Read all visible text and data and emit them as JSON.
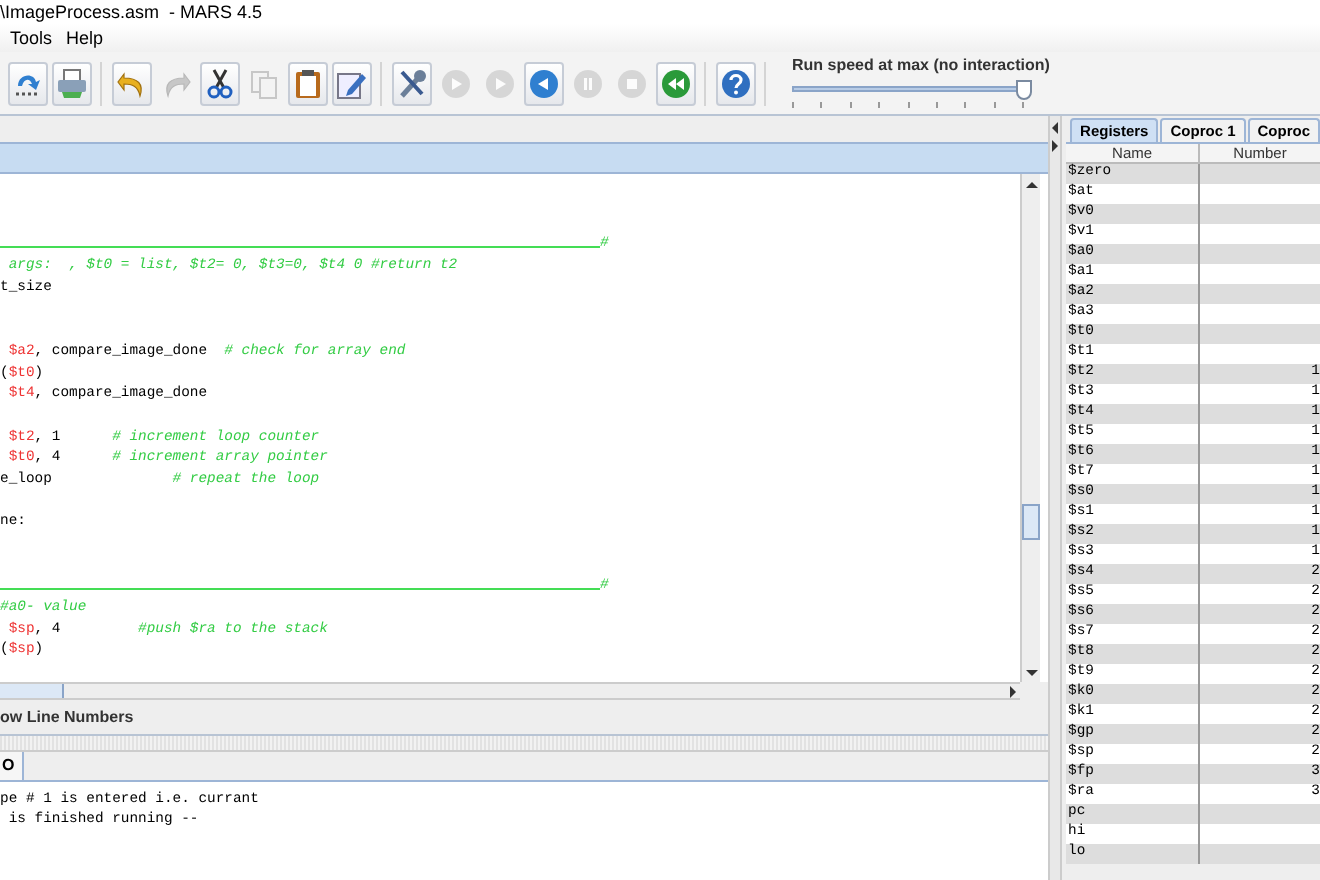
{
  "window": {
    "title": "\\ImageProcess.asm  - MARS 4.5"
  },
  "menu": [
    "Tools",
    "Help"
  ],
  "toolbar": [
    [
      {
        "kind": "assemble",
        "disabled": false
      },
      {
        "kind": "print",
        "disabled": false
      }
    ],
    [
      {
        "kind": "undo",
        "disabled": false
      },
      {
        "kind": "redo",
        "disabled": true
      },
      {
        "kind": "cut",
        "disabled": false
      },
      {
        "kind": "copy",
        "disabled": true
      },
      {
        "kind": "paste",
        "disabled": false
      },
      {
        "kind": "edit",
        "disabled": false
      }
    ],
    [
      {
        "kind": "tools",
        "disabled": false
      },
      {
        "kind": "run",
        "disabled": true
      },
      {
        "kind": "step",
        "disabled": true
      },
      {
        "kind": "backstep",
        "disabled": false
      },
      {
        "kind": "pause",
        "disabled": true
      },
      {
        "kind": "stop",
        "disabled": true
      },
      {
        "kind": "reset",
        "disabled": false
      }
    ],
    [
      {
        "kind": "help",
        "disabled": false
      }
    ]
  ],
  "speed": {
    "label": "Run speed at max (no interaction)",
    "level": 1
  },
  "editor": {
    "lines": [
      {
        "kind": "blank"
      },
      {
        "kind": "rule",
        "text": "#"
      },
      {
        "kind": "code",
        "segments": [
          {
            "kind": "comment",
            "text": " args:  , $t0 = list, $t2= 0, $t3=0, $t4 0 #return t2"
          }
        ]
      },
      {
        "kind": "code",
        "segments": [
          {
            "kind": "code",
            "text": "t_size"
          }
        ]
      },
      {
        "kind": "blank"
      },
      {
        "kind": "blank"
      },
      {
        "kind": "code",
        "segments": [
          {
            "kind": "register",
            "text": " $a2"
          },
          {
            "kind": "code",
            "text": ", compare_image_done  "
          },
          {
            "kind": "comment",
            "text": "# check for array end"
          }
        ]
      },
      {
        "kind": "code",
        "segments": [
          {
            "kind": "code",
            "text": "("
          },
          {
            "kind": "register",
            "text": "$t0"
          },
          {
            "kind": "code",
            "text": ")"
          }
        ]
      },
      {
        "kind": "code",
        "segments": [
          {
            "kind": "register",
            "text": " $t4"
          },
          {
            "kind": "code",
            "text": ", compare_image_done"
          }
        ]
      },
      {
        "kind": "blank"
      },
      {
        "kind": "code",
        "segments": [
          {
            "kind": "register",
            "text": " $t2"
          },
          {
            "kind": "code",
            "text": ", 1      "
          },
          {
            "kind": "comment",
            "text": "# increment loop counter"
          }
        ]
      },
      {
        "kind": "code",
        "segments": [
          {
            "kind": "register",
            "text": " $t0"
          },
          {
            "kind": "code",
            "text": ", 4      "
          },
          {
            "kind": "comment",
            "text": "# increment array pointer"
          }
        ]
      },
      {
        "kind": "code",
        "segments": [
          {
            "kind": "code",
            "text": "e_loop              "
          },
          {
            "kind": "comment",
            "text": "# repeat the loop"
          }
        ]
      },
      {
        "kind": "blank"
      },
      {
        "kind": "code",
        "segments": [
          {
            "kind": "code",
            "text": "ne:"
          }
        ]
      },
      {
        "kind": "blank"
      },
      {
        "kind": "blank"
      },
      {
        "kind": "rule",
        "text": "#"
      },
      {
        "kind": "code",
        "segments": [
          {
            "kind": "comment",
            "text": "#a0- value"
          }
        ]
      },
      {
        "kind": "code",
        "segments": [
          {
            "kind": "register",
            "text": " $sp"
          },
          {
            "kind": "code",
            "text": ", 4         "
          },
          {
            "kind": "comment",
            "text": "#push $ra to the stack"
          }
        ]
      },
      {
        "kind": "code",
        "segments": [
          {
            "kind": "code",
            "text": "("
          },
          {
            "kind": "register",
            "text": "$sp"
          },
          {
            "kind": "code",
            "text": ")"
          }
        ]
      }
    ]
  },
  "line_numbers_option": {
    "label": "ow Line Numbers"
  },
  "bottom_tabs": [
    {
      "label": "O",
      "selected": true
    }
  ],
  "output": [
    "pe # 1 is entered i.e. currant",
    " is finished running --"
  ],
  "register_tabs": [
    {
      "label": "Registers",
      "selected": true
    },
    {
      "label": "Coproc 1",
      "selected": false
    },
    {
      "label": "Coproc",
      "selected": false
    }
  ],
  "registers": {
    "columns": [
      "Name",
      "Number"
    ],
    "rows": [
      {
        "name": "$zero"
      },
      {
        "name": "$at"
      },
      {
        "name": "$v0"
      },
      {
        "name": "$v1"
      },
      {
        "name": "$a0"
      },
      {
        "name": "$a1"
      },
      {
        "name": "$a2"
      },
      {
        "name": "$a3"
      },
      {
        "name": "$t0"
      },
      {
        "name": "$t1"
      },
      {
        "name": "$t2",
        "number": "1"
      },
      {
        "name": "$t3",
        "number": "1"
      },
      {
        "name": "$t4",
        "number": "1"
      },
      {
        "name": "$t5",
        "number": "1"
      },
      {
        "name": "$t6",
        "number": "1"
      },
      {
        "name": "$t7",
        "number": "1"
      },
      {
        "name": "$s0",
        "number": "1"
      },
      {
        "name": "$s1",
        "number": "1"
      },
      {
        "name": "$s2",
        "number": "1"
      },
      {
        "name": "$s3",
        "number": "1"
      },
      {
        "name": "$s4",
        "number": "2"
      },
      {
        "name": "$s5",
        "number": "2"
      },
      {
        "name": "$s6",
        "number": "2"
      },
      {
        "name": "$s7",
        "number": "2"
      },
      {
        "name": "$t8",
        "number": "2"
      },
      {
        "name": "$t9",
        "number": "2"
      },
      {
        "name": "$k0",
        "number": "2"
      },
      {
        "name": "$k1",
        "number": "2"
      },
      {
        "name": "$gp",
        "number": "2"
      },
      {
        "name": "$sp",
        "number": "2"
      },
      {
        "name": "$fp",
        "number": "3"
      },
      {
        "name": "$ra",
        "number": "3"
      },
      {
        "name": "pc"
      },
      {
        "name": "hi"
      },
      {
        "name": "lo"
      }
    ]
  }
}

────────

→ **What needs to be done**: Output all of the records exactly as they appear above, but not the pictures.

→ **Solved problem**:
Read all visible text and data and emit them as JSON.
{
  "window": {
    "title": "\\ImageProcess.asm  - MARS 4.5"
  },
  "menu": [
    "Tools",
    "Help"
  ],
  "toolbar": [
    [
      {
        "kind": "assemble",
        "disabled": false
      },
      {
        "kind": "print",
        "disabled": false
      }
    ],
    [
      {
        "kind": "undo",
        "disabled": false
      },
      {
        "kind": "redo",
        "disabled": true
      },
      {
        "kind": "cut",
        "disabled": false
      },
      {
        "kind": "copy",
        "disabled": true
      },
      {
        "kind": "paste",
        "disabled": false
      },
      {
        "kind": "edit",
        "disabled": false
      }
    ],
    [
      {
        "kind": "tools",
        "disabled": false
      },
      {
        "kind": "run",
        "disabled": true
      },
      {
        "kind": "step",
        "disabled": true
      },
      {
        "kind": "backstep",
        "disabled": false
      },
      {
        "kind": "pause",
        "disabled": true
      },
      {
        "kind": "stop",
        "disabled": true
      },
      {
        "kind": "reset",
        "disabled": false
      }
    ],
    [
      {
        "kind": "help",
        "disabled": false
      }
    ]
  ],
  "speed": {
    "label": "Run speed at max (no interaction)",
    "level": 1
  },
  "editor": {
    "lines": [
      {
        "kind": "blank"
      },
      {
        "kind": "rule",
        "text": "#"
      },
      {
        "kind": "code",
        "segments": [
          {
            "kind": "comment",
            "text": " args:  , $t0 = list, $t2= 0, $t3=0, $t4 0 #return t2"
          }
        ]
      },
      {
        "kind": "code",
        "segments": [
          {
            "kind": "code",
            "text": "t_size"
          }
        ]
      },
      {
        "kind": "blank"
      },
      {
        "kind": "blank"
      },
      {
        "kind": "code",
        "segments": [
          {
            "kind": "register",
            "text": " $a2"
          },
          {
            "kind": "code",
            "text": ", compare_image_done  "
          },
          {
            "kind": "comment",
            "text": "# check for array end"
          }
        ]
      },
      {
        "kind": "code",
        "segments": [
          {
            "kind": "code",
            "text": "("
          },
          {
            "kind": "register",
            "text": "$t0"
          },
          {
            "kind": "code",
            "text": ")"
          }
        ]
      },
      {
        "kind": "code",
        "segments": [
          {
            "kind": "register",
            "text": " $t4"
          },
          {
            "kind": "code",
            "text": ", compare_image_done"
          }
        ]
      },
      {
        "kind": "blank"
      },
      {
        "kind": "code",
        "segments": [
          {
            "kind": "register",
            "text": " $t2"
          },
          {
            "kind": "code",
            "text": ", 1      "
          },
          {
            "kind": "comment",
            "text": "# increment loop counter"
          }
        ]
      },
      {
        "kind": "code",
        "segments": [
          {
            "kind": "register",
            "text": " $t0"
          },
          {
            "kind": "code",
            "text": ", 4      "
          },
          {
            "kind": "comment",
            "text": "# increment array pointer"
          }
        ]
      },
      {
        "kind": "code",
        "segments": [
          {
            "kind": "code",
            "text": "e_loop              "
          },
          {
            "kind": "comment",
            "text": "# repeat the loop"
          }
        ]
      },
      {
        "kind": "blank"
      },
      {
        "kind": "code",
        "segments": [
          {
            "kind": "code",
            "text": "ne:"
          }
        ]
      },
      {
        "kind": "blank"
      },
      {
        "kind": "blank"
      },
      {
        "kind": "rule",
        "text": "#"
      },
      {
        "kind": "code",
        "segments": [
          {
            "kind": "comment",
            "text": "#a0- value"
          }
        ]
      },
      {
        "kind": "code",
        "segments": [
          {
            "kind": "register",
            "text": " $sp"
          },
          {
            "kind": "code",
            "text": ", 4         "
          },
          {
            "kind": "comment",
            "text": "#push $ra to the stack"
          }
        ]
      },
      {
        "kind": "code",
        "segments": [
          {
            "kind": "code",
            "text": "("
          },
          {
            "kind": "register",
            "text": "$sp"
          },
          {
            "kind": "code",
            "text": ")"
          }
        ]
      }
    ]
  },
  "line_numbers_option": {
    "label": "ow Line Numbers"
  },
  "bottom_tabs": [
    {
      "label": "O",
      "selected": true
    }
  ],
  "output": [
    "pe # 1 is entered i.e. currant",
    " is finished running --"
  ],
  "register_tabs": [
    {
      "label": "Registers",
      "selected": true
    },
    {
      "label": "Coproc 1",
      "selected": false
    },
    {
      "label": "Coproc",
      "selected": false
    }
  ],
  "registers": {
    "columns": [
      "Name",
      "Number"
    ],
    "rows": [
      {
        "name": "$zero"
      },
      {
        "name": "$at"
      },
      {
        "name": "$v0"
      },
      {
        "name": "$v1"
      },
      {
        "name": "$a0"
      },
      {
        "name": "$a1"
      },
      {
        "name": "$a2"
      },
      {
        "name": "$a3"
      },
      {
        "name": "$t0"
      },
      {
        "name": "$t1"
      },
      {
        "name": "$t2",
        "number": "1"
      },
      {
        "name": "$t3",
        "number": "1"
      },
      {
        "name": "$t4",
        "number": "1"
      },
      {
        "name": "$t5",
        "number": "1"
      },
      {
        "name": "$t6",
        "number": "1"
      },
      {
        "name": "$t7",
        "number": "1"
      },
      {
        "name": "$s0",
        "number": "1"
      },
      {
        "name": "$s1",
        "number": "1"
      },
      {
        "name": "$s2",
        "number": "1"
      },
      {
        "name": "$s3",
        "number": "1"
      },
      {
        "name": "$s4",
        "number": "2"
      },
      {
        "name": "$s5",
        "number": "2"
      },
      {
        "name": "$s6",
        "number": "2"
      },
      {
        "name": "$s7",
        "number": "2"
      },
      {
        "name": "$t8",
        "number": "2"
      },
      {
        "name": "$t9",
        "number": "2"
      },
      {
        "name": "$k0",
        "number": "2"
      },
      {
        "name": "$k1",
        "number": "2"
      },
      {
        "name": "$gp",
        "number": "2"
      },
      {
        "name": "$sp",
        "number": "2"
      },
      {
        "name": "$fp",
        "number": "3"
      },
      {
        "name": "$ra",
        "number": "3"
      },
      {
        "name": "pc"
      },
      {
        "name": "hi"
      },
      {
        "name": "lo"
      }
    ]
  }
}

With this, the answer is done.